TASK OBJECTIVE:
Within the records that follow, find every line containing the string "копейка". Copy those lines.

──────── THE RECORDS

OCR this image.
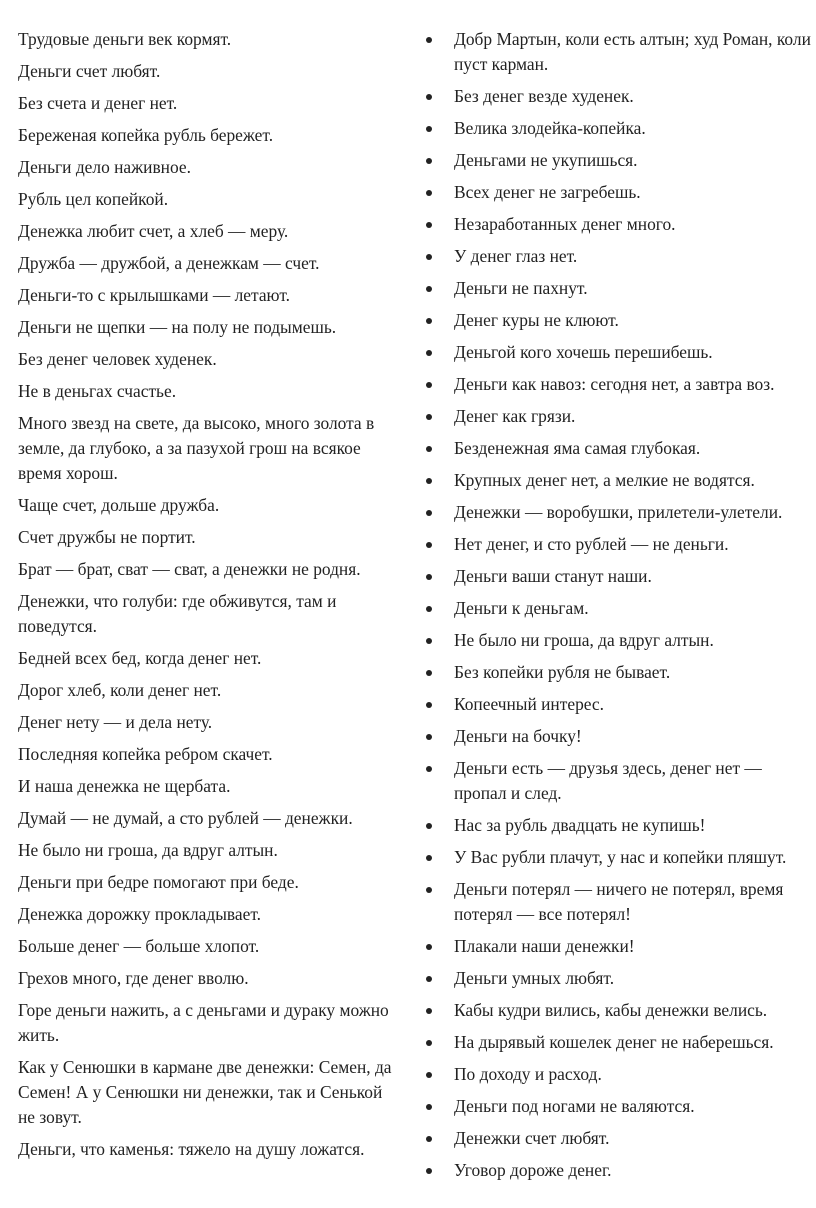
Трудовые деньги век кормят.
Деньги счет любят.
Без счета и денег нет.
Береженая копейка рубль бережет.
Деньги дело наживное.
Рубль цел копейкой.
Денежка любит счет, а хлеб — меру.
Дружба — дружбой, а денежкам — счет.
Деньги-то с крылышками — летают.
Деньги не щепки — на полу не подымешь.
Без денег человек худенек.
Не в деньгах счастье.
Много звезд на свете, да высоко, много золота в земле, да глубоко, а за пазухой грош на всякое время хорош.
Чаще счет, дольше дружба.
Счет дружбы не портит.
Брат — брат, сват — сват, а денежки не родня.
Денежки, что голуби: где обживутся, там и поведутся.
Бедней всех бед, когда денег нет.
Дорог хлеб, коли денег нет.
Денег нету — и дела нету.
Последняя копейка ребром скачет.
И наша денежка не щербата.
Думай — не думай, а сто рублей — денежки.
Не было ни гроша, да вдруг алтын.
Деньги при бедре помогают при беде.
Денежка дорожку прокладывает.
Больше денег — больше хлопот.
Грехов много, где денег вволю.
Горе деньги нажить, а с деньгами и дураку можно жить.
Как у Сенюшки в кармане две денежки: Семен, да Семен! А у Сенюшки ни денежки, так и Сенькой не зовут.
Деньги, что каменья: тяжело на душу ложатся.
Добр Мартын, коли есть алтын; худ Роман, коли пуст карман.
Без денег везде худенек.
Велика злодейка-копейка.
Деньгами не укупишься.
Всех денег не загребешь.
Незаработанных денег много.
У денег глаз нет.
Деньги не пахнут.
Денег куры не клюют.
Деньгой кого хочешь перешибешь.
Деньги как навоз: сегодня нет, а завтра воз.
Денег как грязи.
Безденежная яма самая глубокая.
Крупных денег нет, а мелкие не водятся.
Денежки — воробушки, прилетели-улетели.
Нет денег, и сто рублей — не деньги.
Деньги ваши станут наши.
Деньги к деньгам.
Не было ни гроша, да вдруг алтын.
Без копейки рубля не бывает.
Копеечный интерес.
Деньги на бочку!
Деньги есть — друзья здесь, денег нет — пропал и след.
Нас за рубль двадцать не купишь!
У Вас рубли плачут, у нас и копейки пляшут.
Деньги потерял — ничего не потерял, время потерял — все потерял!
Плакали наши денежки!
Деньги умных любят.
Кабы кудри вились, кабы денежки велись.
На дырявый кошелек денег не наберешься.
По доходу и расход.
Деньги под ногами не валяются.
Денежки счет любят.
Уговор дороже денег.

────────────────
──────── THE RECORDS

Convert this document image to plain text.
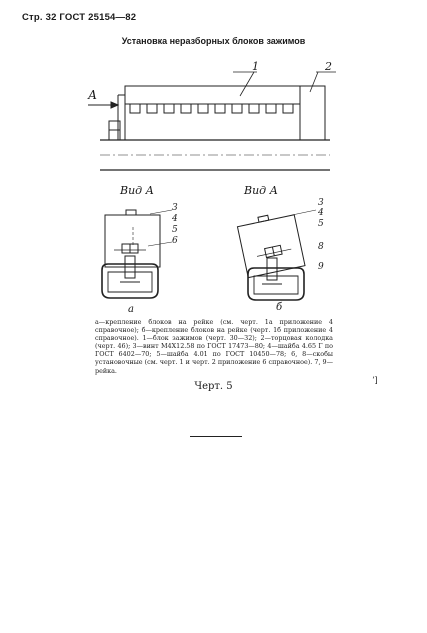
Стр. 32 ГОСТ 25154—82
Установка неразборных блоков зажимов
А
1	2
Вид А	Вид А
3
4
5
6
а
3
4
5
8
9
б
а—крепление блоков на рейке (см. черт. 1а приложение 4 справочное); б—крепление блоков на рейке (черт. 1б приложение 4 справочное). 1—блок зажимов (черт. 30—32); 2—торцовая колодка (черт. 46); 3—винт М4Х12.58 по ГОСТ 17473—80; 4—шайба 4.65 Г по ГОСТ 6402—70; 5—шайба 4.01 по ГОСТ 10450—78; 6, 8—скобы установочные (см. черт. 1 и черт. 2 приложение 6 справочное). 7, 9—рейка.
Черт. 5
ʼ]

────────────────
──────── THE RECORDS

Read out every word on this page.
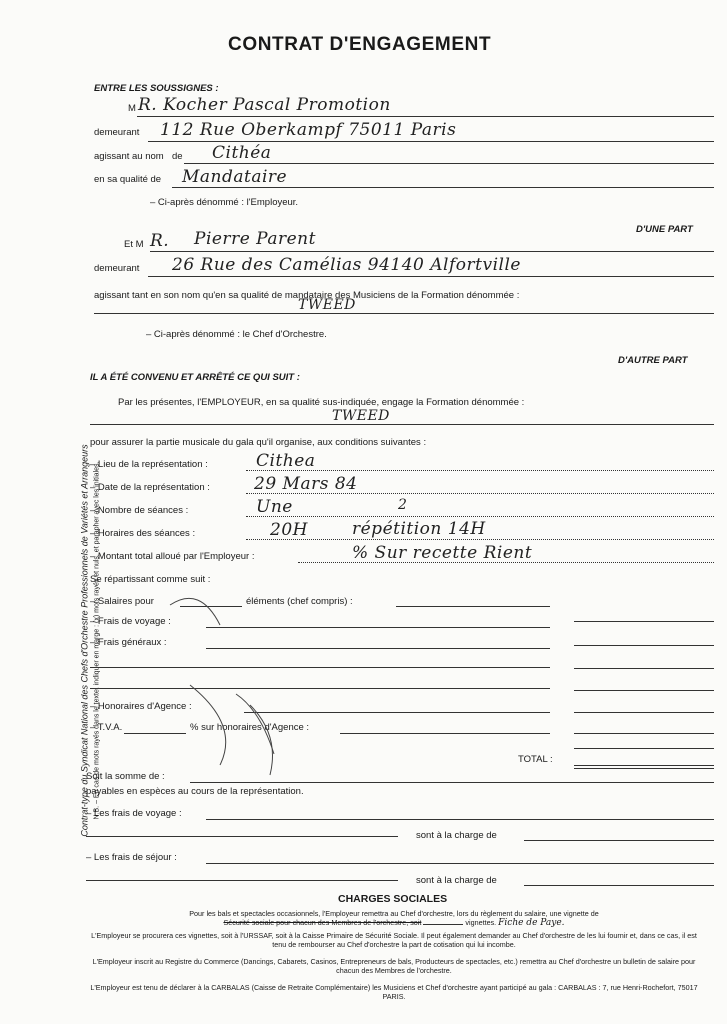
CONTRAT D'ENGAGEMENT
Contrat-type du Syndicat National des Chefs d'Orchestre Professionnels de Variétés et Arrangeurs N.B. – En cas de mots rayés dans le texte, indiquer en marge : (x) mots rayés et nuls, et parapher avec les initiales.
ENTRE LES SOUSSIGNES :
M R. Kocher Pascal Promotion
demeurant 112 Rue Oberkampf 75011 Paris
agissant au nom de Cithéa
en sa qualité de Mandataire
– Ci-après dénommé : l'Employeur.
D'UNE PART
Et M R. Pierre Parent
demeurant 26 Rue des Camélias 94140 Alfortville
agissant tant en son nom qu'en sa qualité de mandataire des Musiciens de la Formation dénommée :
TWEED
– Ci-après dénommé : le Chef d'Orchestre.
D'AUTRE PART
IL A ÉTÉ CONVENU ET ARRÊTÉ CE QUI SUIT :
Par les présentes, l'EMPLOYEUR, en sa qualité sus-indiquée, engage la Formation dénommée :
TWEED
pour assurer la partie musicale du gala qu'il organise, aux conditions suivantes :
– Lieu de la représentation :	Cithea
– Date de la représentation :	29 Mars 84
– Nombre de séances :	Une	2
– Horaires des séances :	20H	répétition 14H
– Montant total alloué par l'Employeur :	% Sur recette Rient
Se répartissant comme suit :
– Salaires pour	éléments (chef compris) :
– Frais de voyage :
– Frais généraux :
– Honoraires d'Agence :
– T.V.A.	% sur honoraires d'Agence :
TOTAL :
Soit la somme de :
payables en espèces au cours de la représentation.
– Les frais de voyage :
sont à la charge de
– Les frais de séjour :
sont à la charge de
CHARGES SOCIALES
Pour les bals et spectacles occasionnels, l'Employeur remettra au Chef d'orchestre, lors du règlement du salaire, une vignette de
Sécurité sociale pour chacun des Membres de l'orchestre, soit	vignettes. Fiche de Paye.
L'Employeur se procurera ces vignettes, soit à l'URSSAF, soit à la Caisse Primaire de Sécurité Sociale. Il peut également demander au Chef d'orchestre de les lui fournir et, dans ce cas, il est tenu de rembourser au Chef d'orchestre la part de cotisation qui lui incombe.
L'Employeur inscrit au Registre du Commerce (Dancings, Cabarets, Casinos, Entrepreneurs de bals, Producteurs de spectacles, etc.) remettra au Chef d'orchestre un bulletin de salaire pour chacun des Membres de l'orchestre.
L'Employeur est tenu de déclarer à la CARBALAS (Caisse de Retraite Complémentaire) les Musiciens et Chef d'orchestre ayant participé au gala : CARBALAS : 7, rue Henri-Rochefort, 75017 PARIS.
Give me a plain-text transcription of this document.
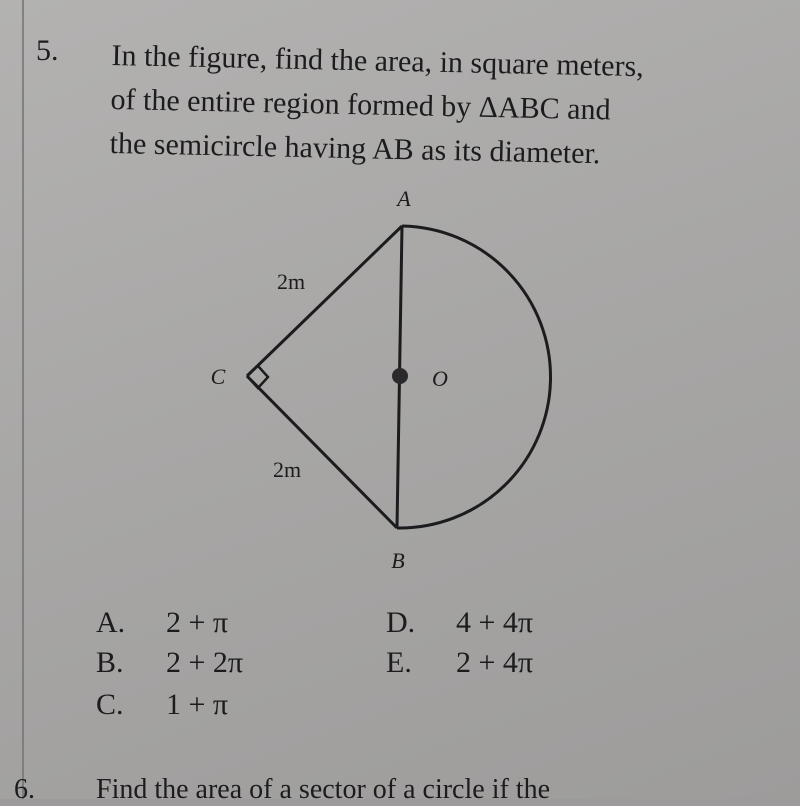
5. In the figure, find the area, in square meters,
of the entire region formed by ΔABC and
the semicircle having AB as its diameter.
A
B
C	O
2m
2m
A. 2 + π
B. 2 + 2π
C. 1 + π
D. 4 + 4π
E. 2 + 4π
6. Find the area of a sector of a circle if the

────────────────

RESULT FOR THIS TASK:
Береженая копейка рубль бережет.
Последняя копейка ребром скачет.
Велика злодейка-копейка.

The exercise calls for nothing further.